- **Task requirements**
Set down each record exactly as written.

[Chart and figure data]
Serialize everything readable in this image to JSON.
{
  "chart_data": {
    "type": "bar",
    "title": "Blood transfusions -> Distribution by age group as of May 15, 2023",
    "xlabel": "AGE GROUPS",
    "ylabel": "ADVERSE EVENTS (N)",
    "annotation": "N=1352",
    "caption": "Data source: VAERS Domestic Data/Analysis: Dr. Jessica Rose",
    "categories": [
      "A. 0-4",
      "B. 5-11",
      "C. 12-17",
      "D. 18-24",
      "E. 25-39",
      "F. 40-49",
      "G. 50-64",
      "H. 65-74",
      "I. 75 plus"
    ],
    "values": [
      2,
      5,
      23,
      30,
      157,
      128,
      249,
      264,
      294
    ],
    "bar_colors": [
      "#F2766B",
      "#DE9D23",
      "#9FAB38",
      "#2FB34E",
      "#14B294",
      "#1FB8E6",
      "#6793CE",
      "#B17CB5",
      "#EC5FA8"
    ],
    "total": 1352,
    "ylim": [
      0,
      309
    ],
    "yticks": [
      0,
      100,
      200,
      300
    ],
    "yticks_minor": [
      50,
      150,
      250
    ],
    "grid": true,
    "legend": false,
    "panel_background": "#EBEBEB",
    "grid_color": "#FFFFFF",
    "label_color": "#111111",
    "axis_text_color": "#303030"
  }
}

- **Expected output**
Serialize everything readable in this image to JSON.
{
  "chart_data": {
    "type": "bar",
    "title": "Blood transfusions -> Distribution by age group as of May 15, 2023",
    "xlabel": "AGE GROUPS",
    "ylabel": "ADVERSE EVENTS (N)",
    "annotation": "N=1352",
    "caption": "Data source: VAERS Domestic Data/Analysis: Dr. Jessica Rose",
    "categories": [
      "A. 0-4",
      "B. 5-11",
      "C. 12-17",
      "D. 18-24",
      "E. 25-39",
      "F. 40-49",
      "G. 50-64",
      "H. 65-74",
      "I. 75 plus"
    ],
    "values": [
      2,
      5,
      23,
      30,
      157,
      128,
      249,
      264,
      294
    ],
    "bar_colors": [
      "#F2766B",
      "#DE9D23",
      "#9FAB38",
      "#2FB34E",
      "#14B294",
      "#1FB8E6",
      "#6793CE",
      "#B17CB5",
      "#EC5FA8"
    ],
    "total": 1352,
    "ylim": [
      0,
      309
    ],
    "yticks": [
      0,
      100,
      200,
      300
    ],
    "yticks_minor": [
      50,
      150,
      250
    ],
    "grid": true,
    "legend": false,
    "panel_background": "#EBEBEB",
    "grid_color": "#FFFFFF",
    "label_color": "#111111",
    "axis_text_color": "#303030"
  }
}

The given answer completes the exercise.